[Figure record extracts]
----------

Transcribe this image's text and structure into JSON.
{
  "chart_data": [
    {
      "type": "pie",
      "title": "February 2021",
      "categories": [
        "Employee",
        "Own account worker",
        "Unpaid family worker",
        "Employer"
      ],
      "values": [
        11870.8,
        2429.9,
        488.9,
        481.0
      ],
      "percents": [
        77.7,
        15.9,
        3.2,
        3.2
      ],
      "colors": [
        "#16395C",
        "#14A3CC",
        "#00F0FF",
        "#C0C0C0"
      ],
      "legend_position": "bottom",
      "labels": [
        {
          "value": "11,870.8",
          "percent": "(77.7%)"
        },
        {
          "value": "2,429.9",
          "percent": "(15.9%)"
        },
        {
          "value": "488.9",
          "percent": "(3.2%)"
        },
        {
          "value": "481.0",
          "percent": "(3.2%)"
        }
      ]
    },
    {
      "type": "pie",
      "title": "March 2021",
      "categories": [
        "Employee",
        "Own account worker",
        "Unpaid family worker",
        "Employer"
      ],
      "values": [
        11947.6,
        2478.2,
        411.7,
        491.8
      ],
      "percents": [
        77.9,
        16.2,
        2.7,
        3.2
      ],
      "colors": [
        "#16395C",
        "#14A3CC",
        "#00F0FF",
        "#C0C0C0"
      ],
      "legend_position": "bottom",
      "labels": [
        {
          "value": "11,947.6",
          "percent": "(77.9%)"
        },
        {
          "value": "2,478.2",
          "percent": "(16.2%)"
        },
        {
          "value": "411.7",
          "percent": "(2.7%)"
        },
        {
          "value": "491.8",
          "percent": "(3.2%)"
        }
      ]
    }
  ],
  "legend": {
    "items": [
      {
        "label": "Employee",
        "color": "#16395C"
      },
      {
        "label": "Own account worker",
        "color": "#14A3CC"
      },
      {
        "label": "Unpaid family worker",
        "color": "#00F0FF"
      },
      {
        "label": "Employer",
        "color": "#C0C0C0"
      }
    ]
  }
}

----------

Report every line containing the word "title" from the listing above.

      "title": "February 2021",
      "title": "March 2021",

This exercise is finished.